== ROWS ==

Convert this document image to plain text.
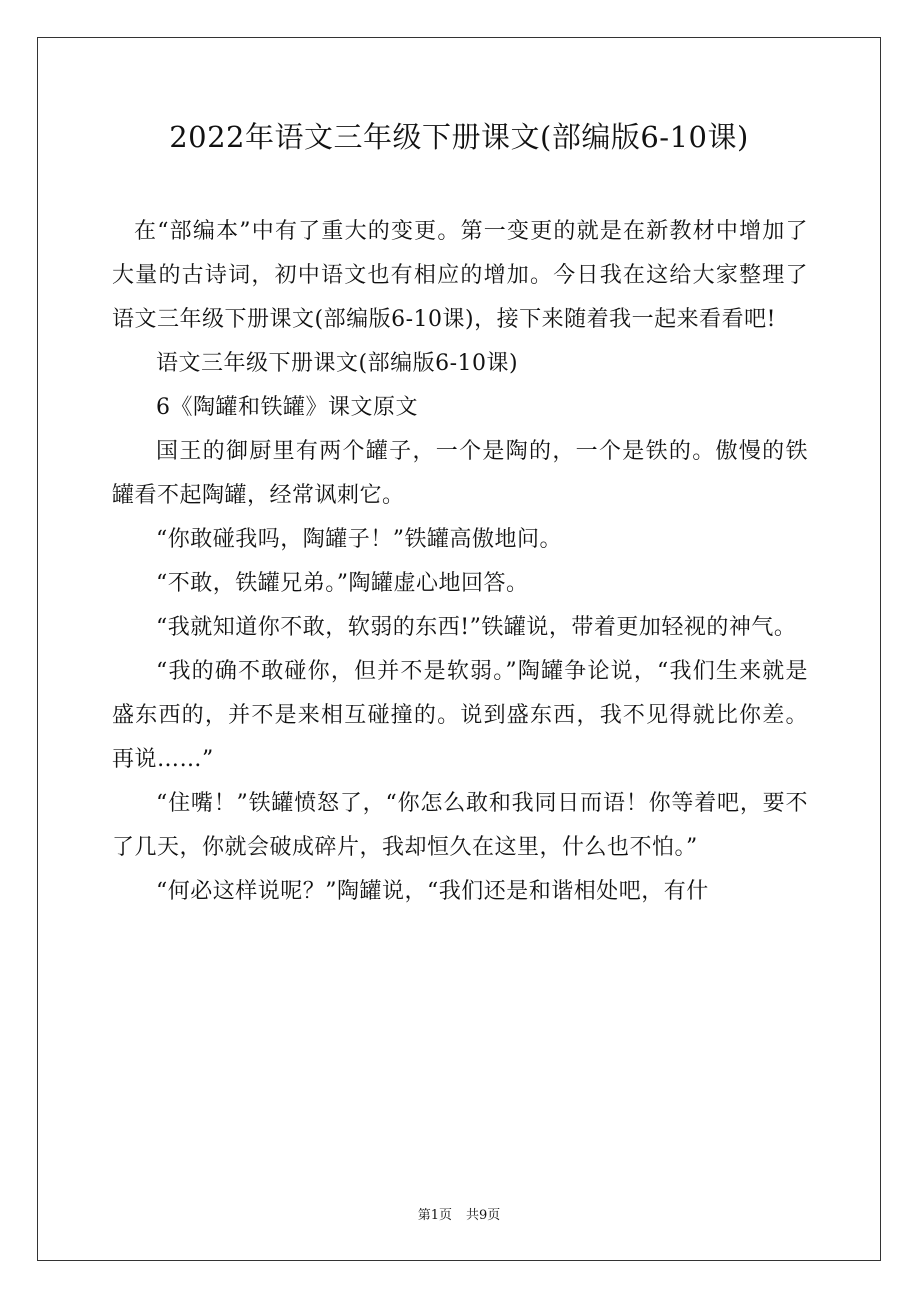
2022年语文三年级下册课文(部编版6-10课)

在“部编本”中有了重大的变更。第一变更的就是在新教材中增加了大量的古诗词，初中语文也有相应的增加。今日我在这给大家整理了语文三年级下册课文(部编版6-10课)，接下来随着我一起来看看吧!

语文三年级下册课文(部编版6-10课)

6《陶罐和铁罐》课文原文

国王的御厨里有两个罐子，一个是陶的，一个是铁的。傲慢的铁罐看不起陶罐，经常讽刺它。

“你敢碰我吗，陶罐子！”铁罐高傲地问。

“不敢，铁罐兄弟。”陶罐虚心地回答。

“我就知道你不敢，软弱的东西!”铁罐说，带着更加轻视的神气。

“我的确不敢碰你，但并不是软弱。”陶罐争论说，“我们生来就是盛东西的，并不是来相互碰撞的。说到盛东西，我不见得就比你差。再说……”

“住嘴！”铁罐愤怒了，“你怎么敢和我同日而语！你等着吧，要不了几天，你就会破成碎片，我却恒久在这里，什么也不怕。”

“何必这样说呢？”陶罐说，“我们还是和谐相处吧，有什

第1页 共9页
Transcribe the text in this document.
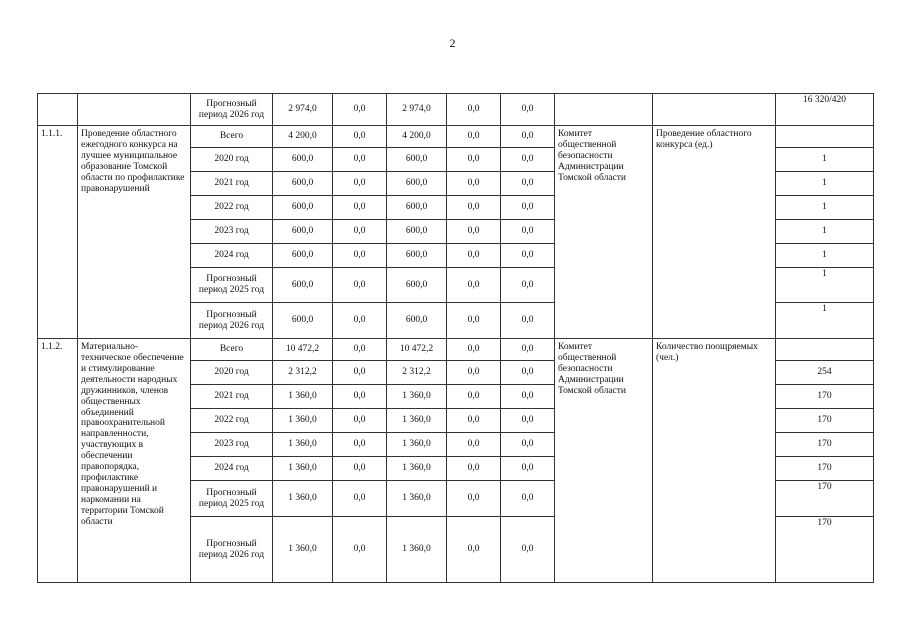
2
		Прогнозный период 2026 год	2 974,0	0,0	2 974,0	0,0	0,0			16 320/420
1.1.1.	Проведение областного ежегодного конкурса на лучшее муниципальное образование Томской области по профилактике правонарушений	Всего	4 200,0	0,0	4 200,0	0,0	0,0	Комитет общественной безопасности Администрации Томской области	Проведение областного конкурса (ед.)	
		2020 год	600,0	0,0	600,0	0,0	0,0			1
		2021 год	600,0	0,0	600,0	0,0	0,0			1
		2022 год	600,0	0,0	600,0	0,0	0,0			1
		2023 год	600,0	0,0	600,0	0,0	0,0			1
		2024 год	600,0	0,0	600,0	0,0	0,0			1
		Прогнозный период 2025 год	600,0	0,0	600,0	0,0	0,0			1
		Прогнозный период 2026 год	600,0	0,0	600,0	0,0	0,0			1
1.1.2.	Материально-техническое обеспечение и стимулирование деятельности народных дружинников, членов общественных объединений правоохранительной направленности, участвующих в обеспечении правопорядка, профилактике правонарушений и наркомании на территории Томской области	Всего	10 472,2	0,0	10 472,2	0,0	0,0	Комитет общественной безопасности Администрации Томской области	Количество поощряемых (чел.)	
		2020 год	2 312,2	0,0	2 312,2	0,0	0,0			254
		2021 год	1 360,0	0,0	1 360,0	0,0	0,0			170
		2022 год	1 360,0	0,0	1 360,0	0,0	0,0			170
		2023 год	1 360,0	0,0	1 360,0	0,0	0,0			170
		2024 год	1 360,0	0,0	1 360,0	0,0	0,0			170
		Прогнозный период 2025 год	1 360,0	0,0	1 360,0	0,0	0,0			170
		Прогнозный период 2026 год	1 360,0	0,0	1 360,0	0,0	0,0			170
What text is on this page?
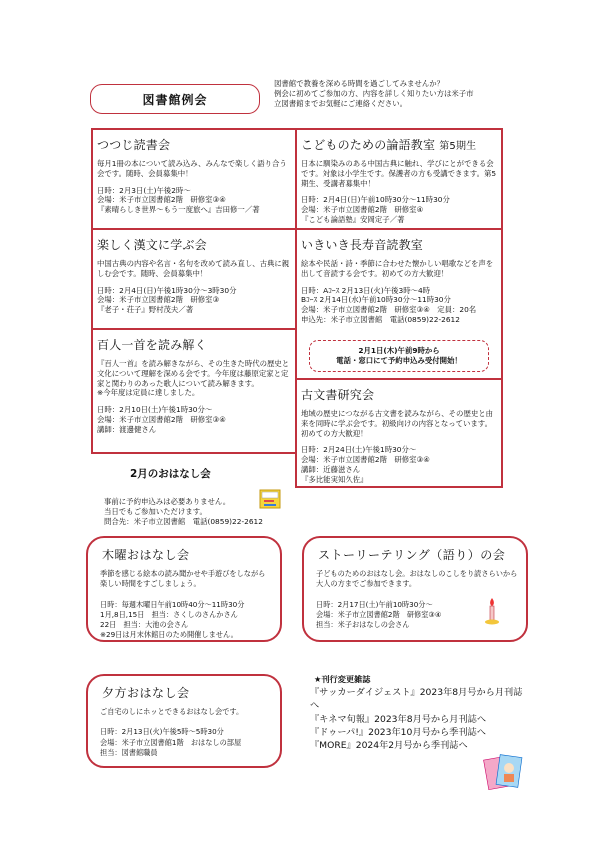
図書館例会

図書館で教養を深める時間を過ごしてみませんか？
例会に初めてご参加の方、内容を詳しく知りたい方は米子市
立図書館までお気軽にご連絡ください。

つつじ読書会

毎月1冊の本について読み込み、みんなで楽しく語り合う会です。随時、会員募集中！

日時：2月3日(土)午後2時～
会場：米子市立図書館2階　研修室③④
『素晴らしき世界～もう一度旅へ』吉田修一／著

楽しく漢文に学ぶ会

中国古典の内容や名言・名句を改めて読み直し、古典に親しむ会です。随時、会員募集中！

日時：2月4日(日)午後1時30分～3時30分
会場：米子市立図書館2階　研修室③
『老子・荘子』野村茂夫／著

百人一首を読み解く

『百人一首』を読み解きながら、その生きた時代の歴史と文化について理解を深める会です。今年度は藤原定家と定家と関わりのあった歌人について読み解きます。
※今年度は定員に達しました。

日時：2月10日(土)午後1時30分～
会場：米子市立図書館2階　研修室③④
講師：渡邊健さん

こどものための論語教室 第5期生

日本に馴染みのある中国古典に触れ、学びにとができる会です。対象は小学生です。保護者の方も受講できます。第5期生、受講者募集中！

日時：2月4日(日)午前10時30分～11時30分
会場：米子市立図書館2階　研修室④
『こども論語塾』安岡定子／著

いきいき長寿音読教室

絵本や民話・詩・季節に合わせた懐かしい唱歌などを声を出して音読する会です。初めての方大歓迎！

日時：Aｺｰｽ 2月13日(火)午後3時～4時
Bｺｰｽ 2月14日(水)午前10時30分～11時30分
会場：米子市立図書館2階　研修室③④　定員：20名
申込先：米子市立図書館　電話(0859)22-2612

2月1日(木)午前9時から
電話・窓口にて予約申込み受付開始！
古文書研究会

地域の歴史につながる古文書を読みながら、その歴史と由来を同時に学ぶ会です。初級向けの内容となっています。初めての方大歓迎！

日時：2月24日(土)午後1時30分～
会場：米子市立図書館2階　研修室③④
講師：近藤滋さん
『多比能実知久佐』

2月のおはなし会

事前に予約申込みは必要ありません。
当日でもご参加いただけます。
問合先：米子市立図書館　電話(0859)22-2612

木曜おはなし会

季節を感じる絵本の読み聞かせや手遊びをしながら楽しい時間をすごしましょう。

日時：毎週木曜日午前10時40分～11時30分
1月,8日,15日　担当：さくしのさんかさん
22日　担当：大池の会さん
※29日は月末休館日のため開催しません。

ストーリーテリング（語り）の会

子どものためのおはなし会。おはなしのこしをり読さらいから大人の方までご参加できます。

日時：2月17日(土)午前10時30分～
会場：米子市立図書館2階　研修室③④
担当：米子おはなしの会さん

夕方おはなし会

ご自宅のしにホッとできるおはなし会です。

日時：2月13日(火)午後5時～5時30分
会場：米子市立図書館1階　おはなしの部屋
担当：図書館職員

★刊行変更雑誌
『サッカーダイジェスト』2023年8月号から月刊誌へ
『キネマ旬報』2023年8月号から月刊誌へ
『ドゥーパ!』2023年10月号から季刊誌へ
『MORE』2024年2月号から季刊誌へ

===

PROBLEM: Omit every picture, then reproduce the rest of the listing exactly.

WRITTEN SOLUTION:
Convert this document image to plain text.
2022年语文三年级下册课文(部编版6-10课)

在“部编本”中有了重大的变更。第一变更的就是在新教材中增加了大量的古诗词，初中语文也有相应的增加。今日我在这给大家整理了语文三年级下册课文(部编版6-10课)，接下来随着我一起来看看吧!

语文三年级下册课文(部编版6-10课)

6《陶罐和铁罐》课文原文

国王的御厨里有两个罐子，一个是陶的，一个是铁的。傲慢的铁罐看不起陶罐，经常讽刺它。

“你敢碰我吗，陶罐子！”铁罐高傲地问。

“不敢，铁罐兄弟。”陶罐虚心地回答。

“我就知道你不敢，软弱的东西!”铁罐说，带着更加轻视的神气。

“我的确不敢碰你，但并不是软弱。”陶罐争论说，“我们生来就是盛东西的，并不是来相互碰撞的。说到盛东西，我不见得就比你差。再说……”

“住嘴！”铁罐愤怒了，“你怎么敢和我同日而语！你等着吧，要不了几天，你就会破成碎片，我却恒久在这里，什么也不怕。”

“何必这样说呢？”陶罐说，“我们还是和谐相处吧，有什

第1页 共9页
Transcribe the text in this document.
2
		Прогнозный период 2026 год	2 974,0	0,0	2 974,0	0,0	0,0			16 320/420
1.1.1.	Проведение областного ежегодного конкурса на лучшее муниципальное образование Томской области по профилактике правонарушений	Всего	4 200,0	0,0	4 200,0	0,0	0,0	Комитет общественной безопасности Администрации Томской области	Проведение областного конкурса (ед.)	
		2020 год	600,0	0,0	600,0	0,0	0,0			1
		2021 год	600,0	0,0	600,0	0,0	0,0			1
		2022 год	600,0	0,0	600,0	0,0	0,0			1
		2023 год	600,0	0,0	600,0	0,0	0,0			1
		2024 год	600,0	0,0	600,0	0,0	0,0			1
		Прогнозный период 2025 год	600,0	0,0	600,0	0,0	0,0			1
		Прогнозный период 2026 год	600,0	0,0	600,0	0,0	0,0			1
1.1.2.	Материально-техническое обеспечение и стимулирование деятельности народных дружинников, членов общественных объединений правоохранительной направленности, участвующих в обеспечении правопорядка, профилактике правонарушений и наркомании на территории Томской области	Всего	10 472,2	0,0	10 472,2	0,0	0,0	Комитет общественной безопасности Администрации Томской области	Количество поощряемых (чел.)	
		2020 год	2 312,2	0,0	2 312,2	0,0	0,0			254
		2021 год	1 360,0	0,0	1 360,0	0,0	0,0			170
		2022 год	1 360,0	0,0	1 360,0	0,0	0,0			170
		2023 год	1 360,0	0,0	1 360,0	0,0	0,0			170
		2024 год	1 360,0	0,0	1 360,0	0,0	0,0			170
		Прогнозный период 2025 год	1 360,0	0,0	1 360,0	0,0	0,0			170
		Прогнозный период 2026 год	1 360,0	0,0	1 360,0	0,0	0,0			170
What text is on this page?
図書館例会

図書館で教養を深める時間を過ごしてみませんか？
例会に初めてご参加の方、内容を詳しく知りたい方は米子市
立図書館までお気軽にご連絡ください。

つつじ読書会

毎月1冊の本について読み込み、みんなで楽しく語り合う会です。随時、会員募集中！

日時：2月3日(土)午後2時～
会場：米子市立図書館2階　研修室③④
『素晴らしき世界～もう一度旅へ』吉田修一／著

楽しく漢文に学ぶ会

中国古典の内容や名言・名句を改めて読み直し、古典に親しむ会です。随時、会員募集中！

日時：2月4日(日)午後1時30分～3時30分
会場：米子市立図書館2階　研修室③
『老子・荘子』野村茂夫／著

百人一首を読み解く

『百人一首』を読み解きながら、その生きた時代の歴史と文化について理解を深める会です。今年度は藤原定家と定家と関わりのあった歌人について読み解きます。
※今年度は定員に達しました。

日時：2月10日(土)午後1時30分～
会場：米子市立図書館2階　研修室③④
講師：渡邊健さん

こどものための論語教室 第5期生

日本に馴染みのある中国古典に触れ、学びにとができる会です。対象は小学生です。保護者の方も受講できます。第5期生、受講者募集中！

日時：2月4日(日)午前10時30分～11時30分
会場：米子市立図書館2階　研修室④
『こども論語塾』安岡定子／著

いきいき長寿音読教室

絵本や民話・詩・季節に合わせた懐かしい唱歌などを声を出して音読する会です。初めての方大歓迎！

日時：Aｺｰｽ 2月13日(火)午後3時～4時
Bｺｰｽ 2月14日(水)午前10時30分～11時30分
会場：米子市立図書館2階　研修室③④　定員：20名
申込先：米子市立図書館　電話(0859)22-2612

2月1日(木)午前9時から
電話・窓口にて予約申込み受付開始！
古文書研究会

地域の歴史につながる古文書を読みながら、その歴史と由来を同時に学ぶ会です。初級向けの内容となっています。初めての方大歓迎！

日時：2月24日(土)午後1時30分～
会場：米子市立図書館2階　研修室③④
講師：近藤滋さん
『多比能実知久佐』

2月のおはなし会

事前に予約申込みは必要ありません。
当日でもご参加いただけます。
問合先：米子市立図書館　電話(0859)22-2612

木曜おはなし会

季節を感じる絵本の読み聞かせや手遊びをしながら楽しい時間をすごしましょう。

日時：毎週木曜日午前10時40分～11時30分
1月,8日,15日　担当：さくしのさんかさん
22日　担当：大池の会さん
※29日は月末休館日のため開催しません。

ストーリーテリング（語り）の会

子どものためのおはなし会。おはなしのこしをり読さらいから大人の方までご参加できます。

日時：2月17日(土)午前10時30分～
会場：米子市立図書館2階　研修室③④
担当：米子おはなしの会さん

夕方おはなし会

ご自宅のしにホッとできるおはなし会です。

日時：2月13日(火)午後5時～5時30分
会場：米子市立図書館1階　おはなしの部屋
担当：図書館職員

★刊行変更雑誌
『サッカーダイジェスト』2023年8月号から月刊誌へ
『キネマ旬報』2023年8月号から月刊誌へ
『ドゥーパ!』2023年10月号から季刊誌へ
『MORE』2024年2月号から季刊誌へ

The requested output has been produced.